* DIRECTION:
Check the listing below for lines that hold "marchwi". How many are there? Please give only the number.

* EXERCISE INPUT:
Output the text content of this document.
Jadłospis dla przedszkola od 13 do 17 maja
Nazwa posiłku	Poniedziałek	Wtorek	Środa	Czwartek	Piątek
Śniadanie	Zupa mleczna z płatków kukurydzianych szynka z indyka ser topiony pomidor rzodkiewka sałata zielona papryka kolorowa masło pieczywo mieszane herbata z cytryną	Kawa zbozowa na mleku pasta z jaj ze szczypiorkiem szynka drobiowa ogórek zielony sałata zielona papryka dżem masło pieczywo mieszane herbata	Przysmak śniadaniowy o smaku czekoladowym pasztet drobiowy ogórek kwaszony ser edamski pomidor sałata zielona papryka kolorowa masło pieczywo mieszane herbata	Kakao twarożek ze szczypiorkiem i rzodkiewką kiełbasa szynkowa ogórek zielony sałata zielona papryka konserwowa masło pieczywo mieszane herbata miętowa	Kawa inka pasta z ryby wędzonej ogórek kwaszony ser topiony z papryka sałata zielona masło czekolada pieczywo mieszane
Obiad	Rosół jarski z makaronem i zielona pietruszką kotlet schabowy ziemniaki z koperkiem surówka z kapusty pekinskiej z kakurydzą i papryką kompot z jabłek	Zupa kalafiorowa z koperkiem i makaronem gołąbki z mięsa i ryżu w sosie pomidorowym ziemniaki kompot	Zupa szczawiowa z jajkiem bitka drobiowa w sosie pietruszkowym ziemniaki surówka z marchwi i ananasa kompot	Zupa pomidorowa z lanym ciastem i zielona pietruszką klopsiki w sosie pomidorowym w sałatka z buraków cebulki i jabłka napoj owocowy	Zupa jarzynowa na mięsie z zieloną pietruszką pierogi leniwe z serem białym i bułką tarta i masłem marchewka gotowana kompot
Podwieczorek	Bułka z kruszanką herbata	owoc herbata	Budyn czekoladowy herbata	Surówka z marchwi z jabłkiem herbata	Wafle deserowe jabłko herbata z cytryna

* EXPECTED ANSWER:
2